Repeat all of the records verbatim.
## begin Rows
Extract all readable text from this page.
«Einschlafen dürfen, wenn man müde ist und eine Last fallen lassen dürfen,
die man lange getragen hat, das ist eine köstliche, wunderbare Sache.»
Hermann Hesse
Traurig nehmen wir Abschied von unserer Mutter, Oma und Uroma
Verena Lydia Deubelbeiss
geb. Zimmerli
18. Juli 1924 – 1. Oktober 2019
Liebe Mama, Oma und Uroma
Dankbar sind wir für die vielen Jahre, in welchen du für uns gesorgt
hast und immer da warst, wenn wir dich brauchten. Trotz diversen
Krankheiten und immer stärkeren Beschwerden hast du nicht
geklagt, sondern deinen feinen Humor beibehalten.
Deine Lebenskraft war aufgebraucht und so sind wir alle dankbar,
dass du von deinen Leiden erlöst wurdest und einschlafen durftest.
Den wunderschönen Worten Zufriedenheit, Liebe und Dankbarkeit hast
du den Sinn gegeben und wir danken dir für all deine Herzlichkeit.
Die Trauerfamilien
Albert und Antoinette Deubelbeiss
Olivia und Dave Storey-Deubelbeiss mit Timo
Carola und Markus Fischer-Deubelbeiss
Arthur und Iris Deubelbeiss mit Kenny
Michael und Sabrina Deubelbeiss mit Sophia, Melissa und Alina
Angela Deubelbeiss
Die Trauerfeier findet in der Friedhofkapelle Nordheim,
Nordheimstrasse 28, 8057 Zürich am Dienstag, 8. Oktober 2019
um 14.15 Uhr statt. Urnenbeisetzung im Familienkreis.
## end Rows
**Written solution**
Extract all readable text from this page.
«Einschlafen dürfen, wenn man müde ist und eine Last fallen lassen dürfen,
die man lange getragen hat, das ist eine köstliche, wunderbare Sache.»
Hermann Hesse
Traurig nehmen wir Abschied von unserer Mutter, Oma und Uroma
Verena Lydia Deubelbeiss
geb. Zimmerli
18. Juli 1924 – 1. Oktober 2019
Liebe Mama, Oma und Uroma
Dankbar sind wir für die vielen Jahre, in welchen du für uns gesorgt
hast und immer da warst, wenn wir dich brauchten. Trotz diversen
Krankheiten und immer stärkeren Beschwerden hast du nicht
geklagt, sondern deinen feinen Humor beibehalten.
Deine Lebenskraft war aufgebraucht und so sind wir alle dankbar,
dass du von deinen Leiden erlöst wurdest und einschlafen durftest.
Den wunderschönen Worten Zufriedenheit, Liebe und Dankbarkeit hast
du den Sinn gegeben und wir danken dir für all deine Herzlichkeit.
Die Trauerfamilien
Albert und Antoinette Deubelbeiss
Olivia und Dave Storey-Deubelbeiss mit Timo
Carola und Markus Fischer-Deubelbeiss
Arthur und Iris Deubelbeiss mit Kenny
Michael und Sabrina Deubelbeiss mit Sophia, Melissa und Alina
Angela Deubelbeiss
Die Trauerfeier findet in der Friedhofkapelle Nordheim,
Nordheimstrasse 28, 8057 Zürich am Dienstag, 8. Oktober 2019
um 14.15 Uhr statt. Urnenbeisetzung im Familienkreis.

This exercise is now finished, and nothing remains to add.